* [Given task]:
Pull each line holding the word "évolution" from the data.

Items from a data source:
================

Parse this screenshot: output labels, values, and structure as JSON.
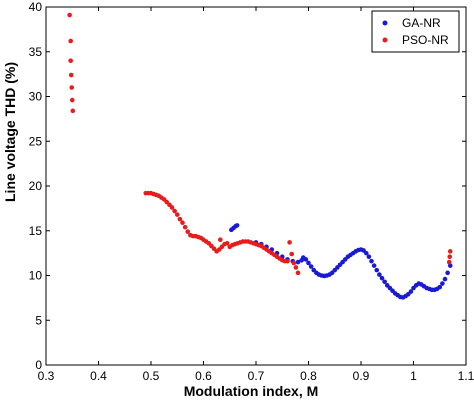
{
  "chart_data": {
    "type": "scatter",
    "title": "",
    "xlabel": "Modulation index, M",
    "ylabel": "Line voltage THD (%)",
    "xlim": [
      0.3,
      1.1
    ],
    "ylim": [
      0,
      40
    ],
    "x_ticks": [
      "0.3",
      "0.4",
      "0.5",
      "0.6",
      "0.7",
      "0.8",
      "0.9",
      "1",
      "1.1"
    ],
    "y_ticks": [
      "0",
      "5",
      "10",
      "15",
      "20",
      "25",
      "30",
      "35",
      "40"
    ],
    "grid": false,
    "legend_position": "top-right",
    "series": [
      {
        "name": "GA-NR",
        "color": "#1a1ad6",
        "points": [
          [
            0.653,
            15.1
          ],
          [
            0.657,
            15.3
          ],
          [
            0.661,
            15.5
          ],
          [
            0.664,
            15.6
          ],
          [
            0.7,
            13.7
          ],
          [
            0.71,
            13.5
          ],
          [
            0.72,
            13.2
          ],
          [
            0.73,
            12.9
          ],
          [
            0.74,
            12.5
          ],
          [
            0.75,
            12.1
          ],
          [
            0.76,
            11.8
          ],
          [
            0.77,
            11.6
          ],
          [
            0.78,
            11.5
          ],
          [
            0.787,
            11.7
          ],
          [
            0.79,
            12.0
          ],
          [
            0.795,
            11.8
          ],
          [
            0.8,
            11.4
          ],
          [
            0.805,
            11.0
          ],
          [
            0.81,
            10.6
          ],
          [
            0.815,
            10.3
          ],
          [
            0.82,
            10.1
          ],
          [
            0.825,
            10.0
          ],
          [
            0.83,
            9.95
          ],
          [
            0.835,
            10.0
          ],
          [
            0.84,
            10.1
          ],
          [
            0.845,
            10.3
          ],
          [
            0.85,
            10.6
          ],
          [
            0.855,
            10.9
          ],
          [
            0.86,
            11.2
          ],
          [
            0.865,
            11.5
          ],
          [
            0.87,
            11.8
          ],
          [
            0.875,
            12.1
          ],
          [
            0.88,
            12.3
          ],
          [
            0.885,
            12.5
          ],
          [
            0.89,
            12.7
          ],
          [
            0.895,
            12.85
          ],
          [
            0.9,
            12.9
          ],
          [
            0.905,
            12.8
          ],
          [
            0.91,
            12.5
          ],
          [
            0.915,
            12.1
          ],
          [
            0.92,
            11.6
          ],
          [
            0.925,
            11.1
          ],
          [
            0.93,
            10.6
          ],
          [
            0.935,
            10.1
          ],
          [
            0.94,
            9.7
          ],
          [
            0.945,
            9.3
          ],
          [
            0.95,
            8.9
          ],
          [
            0.955,
            8.6
          ],
          [
            0.96,
            8.3
          ],
          [
            0.965,
            8.0
          ],
          [
            0.97,
            7.8
          ],
          [
            0.975,
            7.6
          ],
          [
            0.98,
            7.55
          ],
          [
            0.985,
            7.7
          ],
          [
            0.99,
            7.9
          ],
          [
            0.995,
            8.2
          ],
          [
            1.0,
            8.6
          ],
          [
            1.005,
            8.9
          ],
          [
            1.01,
            9.1
          ],
          [
            1.015,
            9.0
          ],
          [
            1.02,
            8.8
          ],
          [
            1.025,
            8.6
          ],
          [
            1.03,
            8.5
          ],
          [
            1.035,
            8.4
          ],
          [
            1.04,
            8.4
          ],
          [
            1.045,
            8.5
          ],
          [
            1.05,
            8.7
          ],
          [
            1.055,
            9.1
          ],
          [
            1.06,
            9.6
          ],
          [
            1.065,
            10.3
          ],
          [
            1.07,
            11.1
          ]
        ]
      },
      {
        "name": "PSO-NR",
        "color": "#e81c1c",
        "points": [
          [
            0.345,
            39.1
          ],
          [
            0.347,
            36.2
          ],
          [
            0.347,
            34.0
          ],
          [
            0.348,
            32.4
          ],
          [
            0.349,
            31.0
          ],
          [
            0.35,
            29.6
          ],
          [
            0.351,
            28.4
          ],
          [
            0.49,
            19.2
          ],
          [
            0.495,
            19.2
          ],
          [
            0.5,
            19.2
          ],
          [
            0.505,
            19.1
          ],
          [
            0.51,
            19.0
          ],
          [
            0.515,
            18.9
          ],
          [
            0.52,
            18.7
          ],
          [
            0.525,
            18.5
          ],
          [
            0.53,
            18.2
          ],
          [
            0.535,
            17.9
          ],
          [
            0.54,
            17.6
          ],
          [
            0.545,
            17.2
          ],
          [
            0.55,
            16.8
          ],
          [
            0.555,
            16.3
          ],
          [
            0.56,
            15.9
          ],
          [
            0.565,
            15.4
          ],
          [
            0.57,
            14.9
          ],
          [
            0.575,
            14.5
          ],
          [
            0.58,
            14.4
          ],
          [
            0.585,
            14.4
          ],
          [
            0.59,
            14.3
          ],
          [
            0.595,
            14.2
          ],
          [
            0.6,
            14.0
          ],
          [
            0.605,
            13.8
          ],
          [
            0.61,
            13.6
          ],
          [
            0.615,
            13.3
          ],
          [
            0.62,
            13.0
          ],
          [
            0.625,
            12.7
          ],
          [
            0.63,
            12.9
          ],
          [
            0.635,
            13.2
          ],
          [
            0.64,
            13.5
          ],
          [
            0.645,
            13.6
          ],
          [
            0.65,
            13.2
          ],
          [
            0.655,
            13.4
          ],
          [
            0.66,
            13.5
          ],
          [
            0.665,
            13.6
          ],
          [
            0.67,
            13.7
          ],
          [
            0.675,
            13.8
          ],
          [
            0.68,
            13.8
          ],
          [
            0.685,
            13.8
          ],
          [
            0.69,
            13.7
          ],
          [
            0.695,
            13.6
          ],
          [
            0.7,
            13.5
          ],
          [
            0.705,
            13.4
          ],
          [
            0.71,
            13.3
          ],
          [
            0.715,
            13.1
          ],
          [
            0.72,
            12.9
          ],
          [
            0.725,
            12.7
          ],
          [
            0.73,
            12.5
          ],
          [
            0.735,
            12.3
          ],
          [
            0.74,
            12.1
          ],
          [
            0.745,
            11.9
          ],
          [
            0.75,
            11.7
          ],
          [
            0.755,
            11.6
          ],
          [
            0.76,
            11.6
          ],
          [
            0.764,
            13.7
          ],
          [
            0.768,
            12.4
          ],
          [
            0.772,
            11.4
          ],
          [
            0.776,
            10.9
          ],
          [
            0.78,
            10.3
          ],
          [
            0.632,
            14.0
          ],
          [
            1.068,
            11.5
          ],
          [
            1.069,
            12.1
          ],
          [
            1.07,
            12.7
          ]
        ]
      }
    ]
  }
}
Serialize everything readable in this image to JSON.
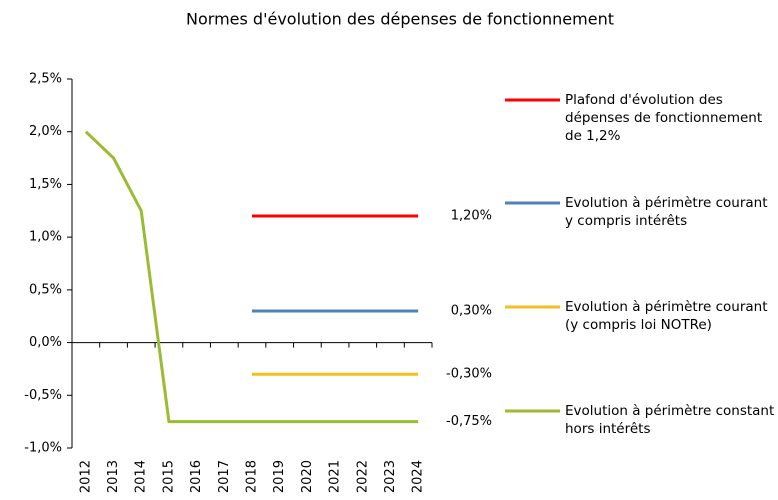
{
  "chart_data": {
    "type": "line",
    "title": "Normes d'évolution des dépenses de fonctionnement",
    "categories": [
      "2012",
      "2013",
      "2014",
      "2015",
      "2016",
      "2017",
      "2018",
      "2019",
      "2020",
      "2021",
      "2022",
      "2023",
      "2024"
    ],
    "series": [
      {
        "name": "Plafond d'évolution des dépenses de fonctionnement de 1,2%",
        "color": "#ff0000",
        "values": [
          null,
          null,
          null,
          null,
          null,
          null,
          1.2,
          1.2,
          1.2,
          1.2,
          1.2,
          1.2,
          1.2
        ],
        "value_labels": [
          null,
          null,
          null,
          null,
          null,
          null,
          null,
          null,
          null,
          null,
          null,
          null,
          "1,20%"
        ]
      },
      {
        "name": "Evolution à périmètre courant y compris intérêts",
        "color": "#4f81bd",
        "values": [
          null,
          null,
          null,
          null,
          null,
          null,
          0.3,
          0.3,
          0.3,
          0.3,
          0.3,
          0.3,
          0.3
        ],
        "value_labels": [
          null,
          null,
          null,
          null,
          null,
          null,
          null,
          null,
          null,
          null,
          null,
          null,
          "0,30%"
        ]
      },
      {
        "name": "Evolution à périmètre courant (y compris loi NOTRe)",
        "color": "#f5bd1f",
        "values": [
          null,
          null,
          null,
          null,
          null,
          null,
          -0.3,
          -0.3,
          -0.3,
          -0.3,
          -0.3,
          -0.3,
          -0.3
        ],
        "value_labels": [
          null,
          null,
          null,
          null,
          null,
          null,
          null,
          null,
          null,
          null,
          null,
          null,
          "-0,30%"
        ]
      },
      {
        "name": "Evolution à périmètre constant hors intérêts",
        "color": "#9bbb33",
        "values": [
          2.0,
          1.75,
          1.25,
          -0.75,
          -0.75,
          -0.75,
          -0.75,
          -0.75,
          -0.75,
          -0.75,
          -0.75,
          -0.75,
          -0.75
        ],
        "value_labels": [
          null,
          null,
          null,
          null,
          null,
          null,
          null,
          null,
          null,
          null,
          null,
          null,
          "-0,75%"
        ]
      }
    ],
    "ylim": [
      -1.0,
      2.5
    ],
    "yticks": [
      {
        "value": -1.0,
        "label": "-1,0%"
      },
      {
        "value": -0.5,
        "label": "-0,5%"
      },
      {
        "value": 0,
        "label": "0,0%"
      },
      {
        "value": 0.5,
        "label": "0,5%"
      },
      {
        "value": 1.0,
        "label": "1,0%"
      },
      {
        "value": 1.5,
        "label": "1,5%"
      },
      {
        "value": 2.0,
        "label": "2,0%"
      },
      {
        "value": 2.5,
        "label": "2,5%"
      }
    ],
    "legend": "right",
    "grid": false
  }
}
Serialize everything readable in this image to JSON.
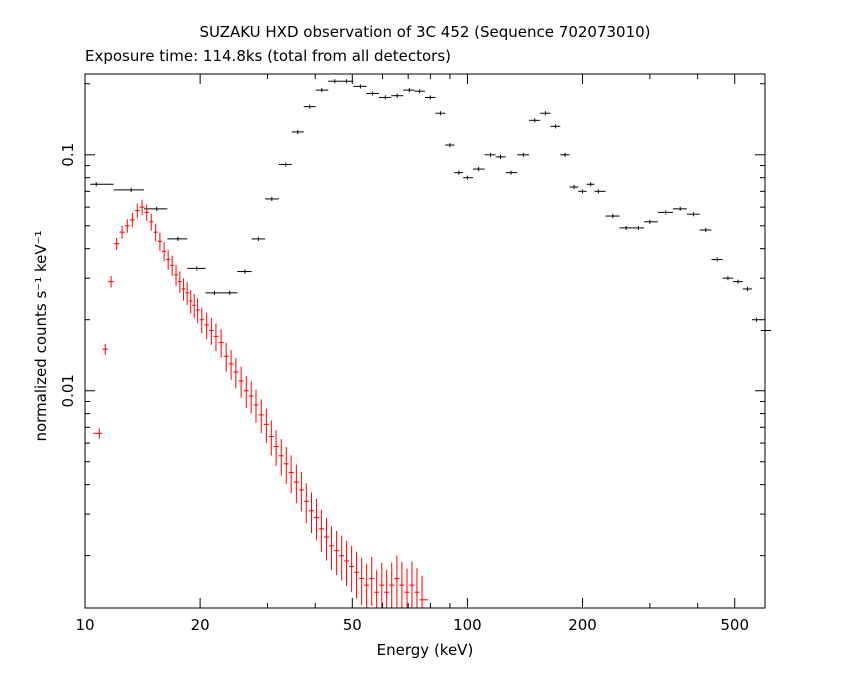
{
  "chart_data": {
    "type": "scatter",
    "title": "SUZAKU HXD observation of 3C 452 (Sequence 702073010)",
    "subtitle": "Exposure time: 114.8ks (total from all detectors)",
    "xlabel": "Energy (keV)",
    "ylabel": "normalized counts s⁻¹ keV⁻¹",
    "x_scale": "log",
    "y_scale": "log",
    "xlim": [
      10,
      600
    ],
    "ylim": [
      0.0012,
      0.22
    ],
    "x_ticks": [
      10,
      20,
      50,
      100,
      200,
      500
    ],
    "x_tick_labels": [
      "10",
      "20",
      "50",
      "100",
      "200",
      "500"
    ],
    "y_ticks": [
      0.01,
      0.1
    ],
    "y_tick_labels": [
      "0.01",
      "0.1"
    ],
    "grid": false,
    "legend": "none",
    "series": [
      {
        "color": "#000000",
        "x": [
          10.7,
          13.2,
          15.4,
          17.5,
          19.6,
          21.8,
          23.9,
          26.2,
          28.4,
          30.8,
          33.5,
          36.0,
          38.7,
          41.6,
          45.0,
          48.3,
          52.5,
          56.5,
          61.0,
          65.5,
          70.5,
          75.0,
          80.0,
          85.0,
          90.0,
          95.0,
          100.0,
          107.0,
          115.0,
          122.0,
          130.0,
          140.0,
          150.0,
          160.0,
          170.0,
          180.0,
          190.0,
          200.0,
          210.0,
          220.0,
          240.0,
          260.0,
          280.0,
          300.0,
          330.0,
          360.0,
          390.0,
          420.0,
          450.0,
          480.0,
          510.0,
          540.0,
          570.0,
          600.0
        ],
        "y": [
          0.075,
          0.071,
          0.059,
          0.044,
          0.033,
          0.026,
          0.026,
          0.032,
          0.044,
          0.065,
          0.091,
          0.125,
          0.16,
          0.188,
          0.205,
          0.205,
          0.195,
          0.182,
          0.175,
          0.178,
          0.188,
          0.186,
          0.175,
          0.15,
          0.11,
          0.084,
          0.08,
          0.087,
          0.1,
          0.098,
          0.084,
          0.1,
          0.14,
          0.15,
          0.132,
          0.1,
          0.073,
          0.07,
          0.075,
          0.07,
          0.055,
          0.049,
          0.049,
          0.052,
          0.057,
          0.059,
          0.056,
          0.048,
          0.036,
          0.03,
          0.029,
          0.027,
          0.02,
          0.018
        ]
      },
      {
        "color": "#ff0000",
        "x": [
          10.9,
          11.3,
          11.7,
          12.1,
          12.5,
          12.9,
          13.3,
          13.7,
          14.1,
          14.5,
          14.9,
          15.3,
          15.7,
          16.1,
          16.5,
          16.9,
          17.3,
          17.7,
          18.1,
          18.5,
          18.9,
          19.3,
          19.7,
          20.2,
          20.8,
          21.4,
          22.0,
          22.7,
          23.4,
          24.1,
          24.8,
          25.6,
          26.4,
          27.2,
          28.0,
          28.9,
          29.8,
          30.7,
          31.6,
          32.6,
          33.6,
          34.6,
          35.7,
          36.8,
          37.9,
          39.1,
          40.3,
          41.5,
          42.8,
          44.1,
          45.5,
          46.9,
          48.3,
          49.8,
          51.3,
          52.9,
          54.5,
          56.2,
          57.9,
          59.7,
          61.5,
          63.4,
          65.4,
          67.4,
          69.5,
          71.6,
          73.8,
          76.1
        ],
        "y": [
          0.0066,
          0.015,
          0.029,
          0.042,
          0.047,
          0.05,
          0.053,
          0.058,
          0.06,
          0.057,
          0.052,
          0.047,
          0.043,
          0.039,
          0.036,
          0.034,
          0.031,
          0.029,
          0.027,
          0.026,
          0.024,
          0.023,
          0.022,
          0.02,
          0.019,
          0.018,
          0.017,
          0.016,
          0.014,
          0.013,
          0.012,
          0.011,
          0.01,
          0.0095,
          0.0087,
          0.0079,
          0.0072,
          0.0064,
          0.0058,
          0.0053,
          0.0049,
          0.0045,
          0.0041,
          0.0038,
          0.0034,
          0.0031,
          0.0029,
          0.0026,
          0.0024,
          0.0022,
          0.0021,
          0.002,
          0.0019,
          0.0018,
          0.0017,
          0.0016,
          0.0015,
          0.0016,
          0.0014,
          0.0015,
          0.0014,
          0.0015,
          0.0016,
          0.0015,
          0.0014,
          0.0015,
          0.0014,
          0.0013
        ]
      }
    ]
  }
}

================

* [Exercise answer]:
    "title": "Normes d'évolution des dépenses de fonctionnement",
        "name": "Plafond d'évolution des dépenses de fonctionnement de 1,2%",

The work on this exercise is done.